▶ [TASK DETAILS] Among the entries, which lines carry the string "Type"? Copy each of them.

▶ [EXERCISE MATERIALS]

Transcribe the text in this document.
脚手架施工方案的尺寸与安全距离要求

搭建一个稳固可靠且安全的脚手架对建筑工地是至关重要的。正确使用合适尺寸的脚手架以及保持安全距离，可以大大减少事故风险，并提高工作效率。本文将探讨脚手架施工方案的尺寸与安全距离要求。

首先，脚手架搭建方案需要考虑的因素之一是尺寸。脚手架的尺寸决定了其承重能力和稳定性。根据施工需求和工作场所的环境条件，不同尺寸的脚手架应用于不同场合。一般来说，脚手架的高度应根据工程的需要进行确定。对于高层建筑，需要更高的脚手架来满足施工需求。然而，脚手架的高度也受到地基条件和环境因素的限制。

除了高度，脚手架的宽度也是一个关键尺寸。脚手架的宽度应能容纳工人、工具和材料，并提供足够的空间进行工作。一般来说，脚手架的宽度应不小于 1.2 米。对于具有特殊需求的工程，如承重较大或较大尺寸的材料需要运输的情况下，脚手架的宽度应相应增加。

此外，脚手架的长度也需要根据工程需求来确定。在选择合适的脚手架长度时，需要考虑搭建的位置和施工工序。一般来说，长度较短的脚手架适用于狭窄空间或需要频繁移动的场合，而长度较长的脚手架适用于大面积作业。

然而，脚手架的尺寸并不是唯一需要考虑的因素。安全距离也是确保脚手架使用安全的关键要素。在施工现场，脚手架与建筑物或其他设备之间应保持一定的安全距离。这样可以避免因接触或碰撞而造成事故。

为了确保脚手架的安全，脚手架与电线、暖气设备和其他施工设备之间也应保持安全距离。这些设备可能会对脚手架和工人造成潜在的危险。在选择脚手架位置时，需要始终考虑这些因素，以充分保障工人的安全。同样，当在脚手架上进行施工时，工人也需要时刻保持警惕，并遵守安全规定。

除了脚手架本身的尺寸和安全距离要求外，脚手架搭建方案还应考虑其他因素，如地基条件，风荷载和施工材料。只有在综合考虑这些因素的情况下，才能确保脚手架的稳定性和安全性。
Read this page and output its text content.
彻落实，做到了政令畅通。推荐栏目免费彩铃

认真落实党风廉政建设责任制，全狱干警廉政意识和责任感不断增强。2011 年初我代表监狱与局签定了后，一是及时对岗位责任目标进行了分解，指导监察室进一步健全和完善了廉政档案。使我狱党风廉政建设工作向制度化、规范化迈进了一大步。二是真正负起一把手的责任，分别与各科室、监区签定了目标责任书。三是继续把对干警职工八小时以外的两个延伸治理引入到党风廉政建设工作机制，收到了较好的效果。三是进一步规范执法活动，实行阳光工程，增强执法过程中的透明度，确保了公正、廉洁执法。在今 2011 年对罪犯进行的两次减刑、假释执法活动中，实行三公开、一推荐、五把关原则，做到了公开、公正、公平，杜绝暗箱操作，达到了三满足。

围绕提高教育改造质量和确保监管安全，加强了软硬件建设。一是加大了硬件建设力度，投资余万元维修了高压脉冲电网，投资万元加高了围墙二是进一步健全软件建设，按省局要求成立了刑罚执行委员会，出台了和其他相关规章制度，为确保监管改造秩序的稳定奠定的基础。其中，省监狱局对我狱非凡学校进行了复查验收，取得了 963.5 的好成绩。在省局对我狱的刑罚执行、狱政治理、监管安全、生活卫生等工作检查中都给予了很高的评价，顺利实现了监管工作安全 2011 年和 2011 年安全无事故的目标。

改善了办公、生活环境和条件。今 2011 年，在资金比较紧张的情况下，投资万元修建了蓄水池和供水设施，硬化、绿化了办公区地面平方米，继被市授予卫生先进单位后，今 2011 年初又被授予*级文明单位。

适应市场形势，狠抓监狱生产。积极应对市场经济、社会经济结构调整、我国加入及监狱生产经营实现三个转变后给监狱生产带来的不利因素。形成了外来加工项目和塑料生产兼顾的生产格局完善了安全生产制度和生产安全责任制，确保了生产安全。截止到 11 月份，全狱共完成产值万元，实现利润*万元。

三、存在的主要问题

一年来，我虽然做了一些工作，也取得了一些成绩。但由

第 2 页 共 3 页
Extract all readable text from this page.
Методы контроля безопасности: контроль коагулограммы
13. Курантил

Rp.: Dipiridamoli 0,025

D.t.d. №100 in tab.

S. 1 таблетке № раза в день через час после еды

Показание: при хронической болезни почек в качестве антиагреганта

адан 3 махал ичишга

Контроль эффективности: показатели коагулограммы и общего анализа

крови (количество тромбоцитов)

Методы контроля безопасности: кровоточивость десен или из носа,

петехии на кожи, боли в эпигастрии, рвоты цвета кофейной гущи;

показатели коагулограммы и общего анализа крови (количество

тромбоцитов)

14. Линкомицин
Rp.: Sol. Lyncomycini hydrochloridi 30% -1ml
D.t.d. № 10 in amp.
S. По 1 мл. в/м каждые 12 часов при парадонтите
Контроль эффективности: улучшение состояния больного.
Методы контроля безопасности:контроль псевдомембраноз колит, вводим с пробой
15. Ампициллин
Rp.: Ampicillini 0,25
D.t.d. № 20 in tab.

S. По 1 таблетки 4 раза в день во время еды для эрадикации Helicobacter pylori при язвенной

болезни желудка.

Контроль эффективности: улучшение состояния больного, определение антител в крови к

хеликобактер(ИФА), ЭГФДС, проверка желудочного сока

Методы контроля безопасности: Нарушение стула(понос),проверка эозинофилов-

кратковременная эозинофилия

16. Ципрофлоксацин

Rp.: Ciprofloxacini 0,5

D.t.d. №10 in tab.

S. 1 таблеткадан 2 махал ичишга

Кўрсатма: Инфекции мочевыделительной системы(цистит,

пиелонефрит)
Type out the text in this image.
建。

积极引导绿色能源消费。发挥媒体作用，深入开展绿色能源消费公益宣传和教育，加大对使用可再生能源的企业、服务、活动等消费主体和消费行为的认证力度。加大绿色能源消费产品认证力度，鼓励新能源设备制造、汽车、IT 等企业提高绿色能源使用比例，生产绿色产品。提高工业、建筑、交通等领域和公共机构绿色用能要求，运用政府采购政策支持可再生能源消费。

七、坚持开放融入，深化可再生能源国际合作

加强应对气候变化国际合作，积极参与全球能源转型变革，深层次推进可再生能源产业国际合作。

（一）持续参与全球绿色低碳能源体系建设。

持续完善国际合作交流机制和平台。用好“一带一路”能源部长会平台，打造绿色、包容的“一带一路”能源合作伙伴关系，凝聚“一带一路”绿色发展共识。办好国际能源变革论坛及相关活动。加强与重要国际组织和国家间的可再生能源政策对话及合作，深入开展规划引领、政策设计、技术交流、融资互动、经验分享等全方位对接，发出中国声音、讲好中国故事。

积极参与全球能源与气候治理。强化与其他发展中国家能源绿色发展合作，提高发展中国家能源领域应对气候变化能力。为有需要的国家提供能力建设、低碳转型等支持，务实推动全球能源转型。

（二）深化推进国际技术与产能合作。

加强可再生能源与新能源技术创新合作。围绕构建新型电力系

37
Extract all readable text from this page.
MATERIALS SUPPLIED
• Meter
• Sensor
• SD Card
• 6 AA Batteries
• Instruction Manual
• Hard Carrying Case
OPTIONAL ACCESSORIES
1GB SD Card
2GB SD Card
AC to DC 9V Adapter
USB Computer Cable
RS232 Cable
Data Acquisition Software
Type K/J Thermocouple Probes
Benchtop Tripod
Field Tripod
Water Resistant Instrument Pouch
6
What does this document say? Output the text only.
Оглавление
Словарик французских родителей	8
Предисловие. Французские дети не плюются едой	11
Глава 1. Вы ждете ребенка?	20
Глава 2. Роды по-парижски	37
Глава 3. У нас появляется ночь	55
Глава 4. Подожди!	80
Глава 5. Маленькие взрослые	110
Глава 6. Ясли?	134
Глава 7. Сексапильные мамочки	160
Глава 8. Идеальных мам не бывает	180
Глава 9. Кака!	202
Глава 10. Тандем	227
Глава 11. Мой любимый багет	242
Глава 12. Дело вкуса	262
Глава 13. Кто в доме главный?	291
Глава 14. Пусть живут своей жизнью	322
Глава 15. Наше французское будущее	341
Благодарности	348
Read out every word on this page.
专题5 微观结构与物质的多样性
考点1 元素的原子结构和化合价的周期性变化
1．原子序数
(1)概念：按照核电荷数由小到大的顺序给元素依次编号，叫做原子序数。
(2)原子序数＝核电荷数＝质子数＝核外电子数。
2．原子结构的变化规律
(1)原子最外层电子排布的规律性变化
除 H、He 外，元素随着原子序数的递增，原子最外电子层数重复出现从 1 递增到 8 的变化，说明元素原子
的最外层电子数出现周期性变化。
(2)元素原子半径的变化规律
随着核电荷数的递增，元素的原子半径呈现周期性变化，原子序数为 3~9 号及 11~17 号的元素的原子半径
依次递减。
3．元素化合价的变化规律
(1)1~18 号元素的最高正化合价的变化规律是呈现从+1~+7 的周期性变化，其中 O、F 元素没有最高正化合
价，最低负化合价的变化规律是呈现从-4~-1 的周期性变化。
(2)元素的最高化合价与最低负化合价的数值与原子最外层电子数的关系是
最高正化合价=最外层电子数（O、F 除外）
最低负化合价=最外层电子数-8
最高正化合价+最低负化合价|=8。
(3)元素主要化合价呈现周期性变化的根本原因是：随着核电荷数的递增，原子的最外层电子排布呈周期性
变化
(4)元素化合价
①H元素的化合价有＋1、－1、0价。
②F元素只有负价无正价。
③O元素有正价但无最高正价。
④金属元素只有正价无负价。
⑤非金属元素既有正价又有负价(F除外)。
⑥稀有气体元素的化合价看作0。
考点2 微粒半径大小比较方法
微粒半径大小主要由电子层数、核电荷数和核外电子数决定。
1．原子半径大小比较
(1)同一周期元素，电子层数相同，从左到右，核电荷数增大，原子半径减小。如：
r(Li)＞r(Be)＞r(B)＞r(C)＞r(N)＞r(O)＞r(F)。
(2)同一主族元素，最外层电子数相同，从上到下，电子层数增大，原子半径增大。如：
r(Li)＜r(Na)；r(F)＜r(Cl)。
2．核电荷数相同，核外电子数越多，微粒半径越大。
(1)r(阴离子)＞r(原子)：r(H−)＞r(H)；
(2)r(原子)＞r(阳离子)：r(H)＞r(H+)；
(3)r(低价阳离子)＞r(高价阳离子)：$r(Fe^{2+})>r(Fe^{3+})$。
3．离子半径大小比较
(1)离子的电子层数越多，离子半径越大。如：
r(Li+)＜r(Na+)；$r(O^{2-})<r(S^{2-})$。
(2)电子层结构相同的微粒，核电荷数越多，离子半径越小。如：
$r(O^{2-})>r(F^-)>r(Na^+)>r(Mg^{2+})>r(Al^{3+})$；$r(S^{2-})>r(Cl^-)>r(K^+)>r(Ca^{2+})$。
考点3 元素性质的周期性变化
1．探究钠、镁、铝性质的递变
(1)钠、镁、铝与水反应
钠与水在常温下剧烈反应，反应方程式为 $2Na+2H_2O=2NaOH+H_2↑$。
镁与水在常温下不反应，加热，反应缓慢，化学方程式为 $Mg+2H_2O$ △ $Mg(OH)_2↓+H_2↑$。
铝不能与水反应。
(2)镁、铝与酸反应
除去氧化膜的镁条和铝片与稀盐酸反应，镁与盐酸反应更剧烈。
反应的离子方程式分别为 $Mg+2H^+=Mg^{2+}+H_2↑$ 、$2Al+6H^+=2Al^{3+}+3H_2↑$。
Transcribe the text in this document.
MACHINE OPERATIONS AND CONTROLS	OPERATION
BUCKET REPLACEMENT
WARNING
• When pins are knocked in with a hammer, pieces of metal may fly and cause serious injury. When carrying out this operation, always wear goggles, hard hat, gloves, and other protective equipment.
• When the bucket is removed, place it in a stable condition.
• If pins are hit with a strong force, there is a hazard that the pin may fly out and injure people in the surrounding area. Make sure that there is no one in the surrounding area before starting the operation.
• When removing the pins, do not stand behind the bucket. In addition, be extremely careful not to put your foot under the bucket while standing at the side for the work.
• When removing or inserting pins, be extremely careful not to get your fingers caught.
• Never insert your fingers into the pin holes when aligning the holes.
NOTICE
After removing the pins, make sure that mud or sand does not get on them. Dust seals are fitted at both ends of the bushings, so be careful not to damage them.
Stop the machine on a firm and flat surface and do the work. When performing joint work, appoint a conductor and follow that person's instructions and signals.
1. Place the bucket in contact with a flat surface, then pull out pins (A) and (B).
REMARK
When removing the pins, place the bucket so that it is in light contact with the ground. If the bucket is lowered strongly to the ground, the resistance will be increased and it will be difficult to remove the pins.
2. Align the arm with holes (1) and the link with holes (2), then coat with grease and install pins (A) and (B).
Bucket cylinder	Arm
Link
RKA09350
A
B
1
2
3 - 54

▶ [TASK RESPONSE]
Type out the text in this image.
Type K/J Thermocouple Probes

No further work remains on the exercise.